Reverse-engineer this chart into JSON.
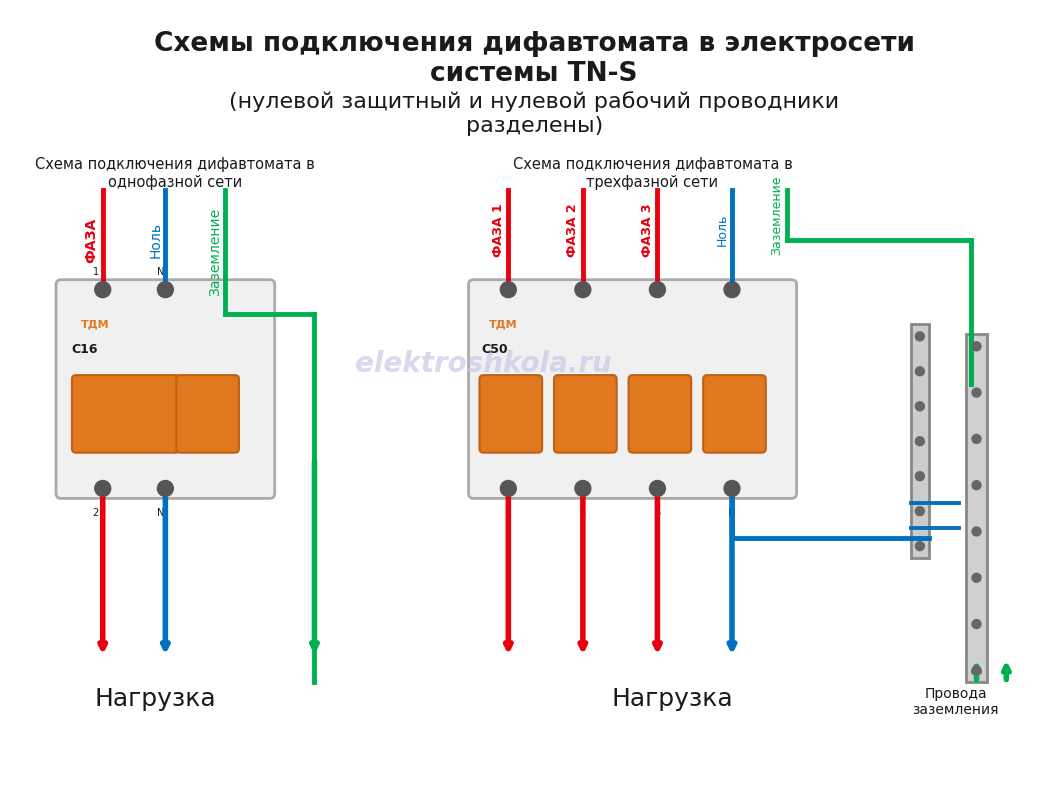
{
  "title_line1": "Схемы подключения дифавтомата в электросети",
  "title_line2": "системы TN-S",
  "title_line3": "(нулевой защитный и нулевой рабочий проводники",
  "title_line4": "разделены)",
  "subtitle_left": "Схема подключения дифавтомата в\nоднофазной сети",
  "subtitle_right": "Схема подключения дифавтомата в\nтрехфазной сети",
  "label_faza": "ФАЗА",
  "label_nol": "Ноль",
  "label_zazemlenie": "Заземление",
  "label_faza1": "ФАЗА 1",
  "label_faza2": "ФАЗА 2",
  "label_faza3": "ФАЗА 3",
  "label_nol2": "Ноль",
  "label_zazemlenie2": "Заземление",
  "label_nagruzka": "Нагрузка",
  "label_provoda": "Провода\nзаземления",
  "watermark": "elektroshkola.ru",
  "color_red": "#e8000e",
  "color_blue": "#0070c0",
  "color_green": "#00b050",
  "color_black": "#1a1a1a",
  "color_bg": "#f5f5f5",
  "color_device_body": "#e8e8e8",
  "color_device_accent": "#e07820",
  "figsize": [
    10.62,
    7.94
  ],
  "dpi": 100
}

Your instructions
Transcribe the listing in full. Omit the pictures and keep every line exact.

Task output
Reverse-engineer this chart into JSON.
{
  "title_line1": "Схемы подключения дифавтомата в электросети",
  "title_line2": "системы TN-S",
  "title_line3": "(нулевой защитный и нулевой рабочий проводники",
  "title_line4": "разделены)",
  "subtitle_left": "Схема подключения дифавтомата в\nоднофазной сети",
  "subtitle_right": "Схема подключения дифавтомата в\nтрехфазной сети",
  "label_faza": "ФАЗА",
  "label_nol": "Ноль",
  "label_zazemlenie": "Заземление",
  "label_faza1": "ФАЗА 1",
  "label_faza2": "ФАЗА 2",
  "label_faza3": "ФАЗА 3",
  "label_nol2": "Ноль",
  "label_zazemlenie2": "Заземление",
  "label_nagruzka": "Нагрузка",
  "label_provoda": "Провода\nзаземления",
  "watermark": "elektroshkola.ru",
  "color_red": "#e8000e",
  "color_blue": "#0070c0",
  "color_green": "#00b050",
  "color_black": "#1a1a1a",
  "color_bg": "#f5f5f5",
  "color_device_body": "#e8e8e8",
  "color_device_accent": "#e07820",
  "figsize": [
    10.62,
    7.94
  ],
  "dpi": 100
}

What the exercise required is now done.